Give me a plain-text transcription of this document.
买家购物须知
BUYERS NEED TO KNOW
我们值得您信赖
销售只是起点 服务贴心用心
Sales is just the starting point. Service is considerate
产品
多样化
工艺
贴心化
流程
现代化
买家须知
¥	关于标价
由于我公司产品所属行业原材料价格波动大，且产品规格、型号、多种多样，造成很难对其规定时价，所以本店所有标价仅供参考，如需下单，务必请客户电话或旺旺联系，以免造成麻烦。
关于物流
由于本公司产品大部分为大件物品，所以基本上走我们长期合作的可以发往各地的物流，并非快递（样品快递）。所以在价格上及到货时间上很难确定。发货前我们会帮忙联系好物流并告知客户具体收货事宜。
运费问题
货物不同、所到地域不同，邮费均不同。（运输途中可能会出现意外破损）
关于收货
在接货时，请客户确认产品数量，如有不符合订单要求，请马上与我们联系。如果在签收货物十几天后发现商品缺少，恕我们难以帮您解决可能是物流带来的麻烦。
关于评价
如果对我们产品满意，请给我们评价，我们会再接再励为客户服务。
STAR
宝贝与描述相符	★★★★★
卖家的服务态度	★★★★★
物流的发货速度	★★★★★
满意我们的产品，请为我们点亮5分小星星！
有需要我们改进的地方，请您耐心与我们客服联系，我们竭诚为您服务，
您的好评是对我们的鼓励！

-*-*-

## Description of the task
Retype the material in full. Each word must match.

## Answer
Give me a plain-text transcription of this document.
买家购物须知
BUYERS NEED TO KNOW
我们值得您信赖
销售只是起点 服务贴心用心
Sales is just the starting point. Service is considerate
产品
多样化
工艺
贴心化
流程
现代化
买家须知
¥	关于标价
由于我公司产品所属行业原材料价格波动大，且产品规格、型号、多种多样，造成很难对其规定时价，所以本店所有标价仅供参考，如需下单，务必请客户电话或旺旺联系，以免造成麻烦。
关于物流
由于本公司产品大部分为大件物品，所以基本上走我们长期合作的可以发往各地的物流，并非快递（样品快递）。所以在价格上及到货时间上很难确定。发货前我们会帮忙联系好物流并告知客户具体收货事宜。
运费问题
货物不同、所到地域不同，邮费均不同。（运输途中可能会出现意外破损）
关于收货
在接货时，请客户确认产品数量，如有不符合订单要求，请马上与我们联系。如果在签收货物十几天后发现商品缺少，恕我们难以帮您解决可能是物流带来的麻烦。
关于评价
如果对我们产品满意，请给我们评价，我们会再接再励为客户服务。
STAR
宝贝与描述相符	★★★★★
卖家的服务态度	★★★★★
物流的发货速度	★★★★★
满意我们的产品，请为我们点亮5分小星星！
有需要我们改进的地方，请您耐心与我们客服联系，我们竭诚为您服务，
您的好评是对我们的鼓励！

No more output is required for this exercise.